(Saved entries)
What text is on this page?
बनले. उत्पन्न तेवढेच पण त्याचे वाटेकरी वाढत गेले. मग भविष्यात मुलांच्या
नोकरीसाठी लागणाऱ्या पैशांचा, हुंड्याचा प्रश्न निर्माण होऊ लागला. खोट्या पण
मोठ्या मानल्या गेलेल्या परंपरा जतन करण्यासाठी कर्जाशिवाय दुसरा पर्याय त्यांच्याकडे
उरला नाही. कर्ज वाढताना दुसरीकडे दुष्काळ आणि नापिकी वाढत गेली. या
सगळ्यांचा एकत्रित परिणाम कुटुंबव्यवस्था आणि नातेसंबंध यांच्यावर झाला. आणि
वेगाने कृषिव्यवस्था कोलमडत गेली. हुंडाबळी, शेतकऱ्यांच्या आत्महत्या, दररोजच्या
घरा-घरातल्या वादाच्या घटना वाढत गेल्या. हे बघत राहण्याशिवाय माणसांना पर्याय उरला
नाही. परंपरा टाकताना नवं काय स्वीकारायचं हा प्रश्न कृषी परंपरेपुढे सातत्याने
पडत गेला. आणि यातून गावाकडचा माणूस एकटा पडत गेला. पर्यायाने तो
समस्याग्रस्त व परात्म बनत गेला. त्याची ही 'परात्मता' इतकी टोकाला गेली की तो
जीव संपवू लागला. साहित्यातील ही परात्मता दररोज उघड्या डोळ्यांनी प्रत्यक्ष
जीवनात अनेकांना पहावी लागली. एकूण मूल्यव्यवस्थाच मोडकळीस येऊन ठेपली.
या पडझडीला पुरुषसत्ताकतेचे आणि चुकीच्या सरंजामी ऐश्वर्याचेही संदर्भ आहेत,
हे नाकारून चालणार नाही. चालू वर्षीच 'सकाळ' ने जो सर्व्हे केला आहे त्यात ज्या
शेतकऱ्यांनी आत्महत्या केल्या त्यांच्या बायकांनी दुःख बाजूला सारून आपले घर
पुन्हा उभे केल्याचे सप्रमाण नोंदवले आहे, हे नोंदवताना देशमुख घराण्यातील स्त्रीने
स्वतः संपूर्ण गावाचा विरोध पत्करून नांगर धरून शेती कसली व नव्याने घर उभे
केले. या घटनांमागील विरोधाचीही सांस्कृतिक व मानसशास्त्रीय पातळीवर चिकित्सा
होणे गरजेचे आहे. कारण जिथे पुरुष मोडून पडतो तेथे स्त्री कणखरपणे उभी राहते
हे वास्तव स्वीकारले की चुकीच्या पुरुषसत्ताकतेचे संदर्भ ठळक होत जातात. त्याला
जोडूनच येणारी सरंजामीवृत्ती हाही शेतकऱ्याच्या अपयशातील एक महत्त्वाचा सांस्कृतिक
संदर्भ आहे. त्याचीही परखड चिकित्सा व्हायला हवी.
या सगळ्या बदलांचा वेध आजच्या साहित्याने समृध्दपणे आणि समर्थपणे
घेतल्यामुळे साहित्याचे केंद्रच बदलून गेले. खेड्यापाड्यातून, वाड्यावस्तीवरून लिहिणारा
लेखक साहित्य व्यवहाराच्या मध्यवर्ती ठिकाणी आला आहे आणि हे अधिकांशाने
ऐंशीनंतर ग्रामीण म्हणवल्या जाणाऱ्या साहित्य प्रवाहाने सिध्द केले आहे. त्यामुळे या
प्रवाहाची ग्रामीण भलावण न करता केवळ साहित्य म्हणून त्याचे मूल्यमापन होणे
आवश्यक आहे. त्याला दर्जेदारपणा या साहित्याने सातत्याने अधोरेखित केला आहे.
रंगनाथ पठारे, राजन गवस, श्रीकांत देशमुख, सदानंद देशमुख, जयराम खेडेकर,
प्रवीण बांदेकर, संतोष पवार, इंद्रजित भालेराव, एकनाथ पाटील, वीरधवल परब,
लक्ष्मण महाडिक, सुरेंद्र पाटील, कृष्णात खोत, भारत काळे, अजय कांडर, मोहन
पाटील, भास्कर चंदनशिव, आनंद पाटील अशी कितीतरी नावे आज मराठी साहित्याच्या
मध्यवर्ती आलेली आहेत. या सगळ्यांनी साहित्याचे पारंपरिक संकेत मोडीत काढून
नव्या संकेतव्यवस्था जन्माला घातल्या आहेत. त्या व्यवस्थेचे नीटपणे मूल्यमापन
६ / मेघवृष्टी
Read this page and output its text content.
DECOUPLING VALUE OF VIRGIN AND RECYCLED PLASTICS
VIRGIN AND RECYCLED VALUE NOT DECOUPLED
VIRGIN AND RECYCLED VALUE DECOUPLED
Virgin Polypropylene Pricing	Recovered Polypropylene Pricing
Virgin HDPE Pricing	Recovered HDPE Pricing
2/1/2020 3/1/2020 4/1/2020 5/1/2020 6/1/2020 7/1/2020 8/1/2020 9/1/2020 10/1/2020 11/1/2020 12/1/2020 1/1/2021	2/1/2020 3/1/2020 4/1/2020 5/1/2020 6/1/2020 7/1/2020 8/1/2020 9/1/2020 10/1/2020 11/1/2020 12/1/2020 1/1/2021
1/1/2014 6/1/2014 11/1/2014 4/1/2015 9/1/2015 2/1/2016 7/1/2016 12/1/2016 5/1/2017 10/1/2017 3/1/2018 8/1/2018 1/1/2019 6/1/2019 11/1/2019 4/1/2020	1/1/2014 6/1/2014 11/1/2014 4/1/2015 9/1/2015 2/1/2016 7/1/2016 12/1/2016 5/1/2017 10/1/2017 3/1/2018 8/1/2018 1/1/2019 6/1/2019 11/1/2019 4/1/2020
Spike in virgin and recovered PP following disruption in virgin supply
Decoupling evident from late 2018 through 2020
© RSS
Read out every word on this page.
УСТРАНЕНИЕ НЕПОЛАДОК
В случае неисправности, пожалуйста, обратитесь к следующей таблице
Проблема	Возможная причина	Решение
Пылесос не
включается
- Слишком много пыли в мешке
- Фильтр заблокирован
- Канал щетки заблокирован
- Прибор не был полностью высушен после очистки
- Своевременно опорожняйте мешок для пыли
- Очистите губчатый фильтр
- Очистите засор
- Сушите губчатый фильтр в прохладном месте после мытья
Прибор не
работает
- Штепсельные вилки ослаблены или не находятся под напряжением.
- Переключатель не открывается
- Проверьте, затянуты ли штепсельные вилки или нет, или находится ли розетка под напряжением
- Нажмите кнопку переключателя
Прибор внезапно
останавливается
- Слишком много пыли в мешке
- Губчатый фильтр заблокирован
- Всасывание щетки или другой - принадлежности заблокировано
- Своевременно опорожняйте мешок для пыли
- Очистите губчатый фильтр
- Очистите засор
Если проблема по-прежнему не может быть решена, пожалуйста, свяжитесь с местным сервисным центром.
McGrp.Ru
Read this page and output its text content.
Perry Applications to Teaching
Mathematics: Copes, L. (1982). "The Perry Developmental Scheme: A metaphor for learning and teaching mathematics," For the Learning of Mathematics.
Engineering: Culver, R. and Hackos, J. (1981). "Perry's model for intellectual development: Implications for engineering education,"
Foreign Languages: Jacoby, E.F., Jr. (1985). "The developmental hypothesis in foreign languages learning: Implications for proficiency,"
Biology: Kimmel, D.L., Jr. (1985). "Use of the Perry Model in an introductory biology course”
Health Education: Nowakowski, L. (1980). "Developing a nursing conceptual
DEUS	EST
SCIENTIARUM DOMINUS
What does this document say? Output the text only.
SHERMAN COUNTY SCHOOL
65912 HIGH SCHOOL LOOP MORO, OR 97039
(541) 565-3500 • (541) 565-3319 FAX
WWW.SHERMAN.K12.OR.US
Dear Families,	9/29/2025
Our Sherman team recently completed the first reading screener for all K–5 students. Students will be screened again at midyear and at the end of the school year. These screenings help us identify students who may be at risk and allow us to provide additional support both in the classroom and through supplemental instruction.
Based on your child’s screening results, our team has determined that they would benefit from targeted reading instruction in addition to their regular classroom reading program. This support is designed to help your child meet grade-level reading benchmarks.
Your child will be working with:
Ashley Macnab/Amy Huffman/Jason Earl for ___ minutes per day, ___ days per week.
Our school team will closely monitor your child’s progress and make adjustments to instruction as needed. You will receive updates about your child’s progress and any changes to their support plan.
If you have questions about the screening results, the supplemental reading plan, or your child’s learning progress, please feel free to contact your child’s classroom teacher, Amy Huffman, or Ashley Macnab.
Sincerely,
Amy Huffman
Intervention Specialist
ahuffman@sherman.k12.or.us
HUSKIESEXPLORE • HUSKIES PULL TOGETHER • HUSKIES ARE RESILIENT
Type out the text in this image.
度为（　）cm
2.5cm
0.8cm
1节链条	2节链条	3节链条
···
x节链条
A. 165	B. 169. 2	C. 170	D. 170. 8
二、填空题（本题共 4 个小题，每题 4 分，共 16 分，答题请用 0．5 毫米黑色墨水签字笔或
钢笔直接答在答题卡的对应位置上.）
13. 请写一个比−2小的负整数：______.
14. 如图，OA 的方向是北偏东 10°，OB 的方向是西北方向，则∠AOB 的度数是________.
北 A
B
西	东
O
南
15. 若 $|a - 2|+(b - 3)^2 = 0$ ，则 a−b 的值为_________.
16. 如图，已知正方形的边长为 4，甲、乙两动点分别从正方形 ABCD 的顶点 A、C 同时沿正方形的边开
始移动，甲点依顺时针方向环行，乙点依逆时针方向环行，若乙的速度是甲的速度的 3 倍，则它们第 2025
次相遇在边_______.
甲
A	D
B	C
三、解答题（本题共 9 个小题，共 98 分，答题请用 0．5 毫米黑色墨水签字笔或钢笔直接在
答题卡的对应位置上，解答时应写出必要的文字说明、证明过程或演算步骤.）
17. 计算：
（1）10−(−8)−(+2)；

What you should do >> Output the line containing "Type out the text in this image." and all lines after it to the end of the records, exactly as given.

Exercise output >>
Type out the text in this image.
度为（　）cm
2.5cm
0.8cm
1节链条	2节链条	3节链条
···
x节链条
A. 165	B. 169. 2	C. 170	D. 170. 8
二、填空题（本题共 4 个小题，每题 4 分，共 16 分，答题请用 0．5 毫米黑色墨水签字笔或
钢笔直接答在答题卡的对应位置上.）
13. 请写一个比−2小的负整数：______.
14. 如图，OA 的方向是北偏东 10°，OB 的方向是西北方向，则∠AOB 的度数是________.
北 A
B
西	东
O
南
15. 若 $|a - 2|+(b - 3)^2 = 0$ ，则 a−b 的值为_________.
16. 如图，已知正方形的边长为 4，甲、乙两动点分别从正方形 ABCD 的顶点 A、C 同时沿正方形的边开
始移动，甲点依顺时针方向环行，乙点依逆时针方向环行，若乙的速度是甲的速度的 3 倍，则它们第 2025
次相遇在边_______.
甲
A	D
B	C
三、解答题（本题共 9 个小题，共 98 分，答题请用 0．5 毫米黑色墨水签字笔或钢笔直接在
答题卡的对应位置上，解答时应写出必要的文字说明、证明过程或演算步骤.）
17. 计算：
（1）10−(−8)−(+2)；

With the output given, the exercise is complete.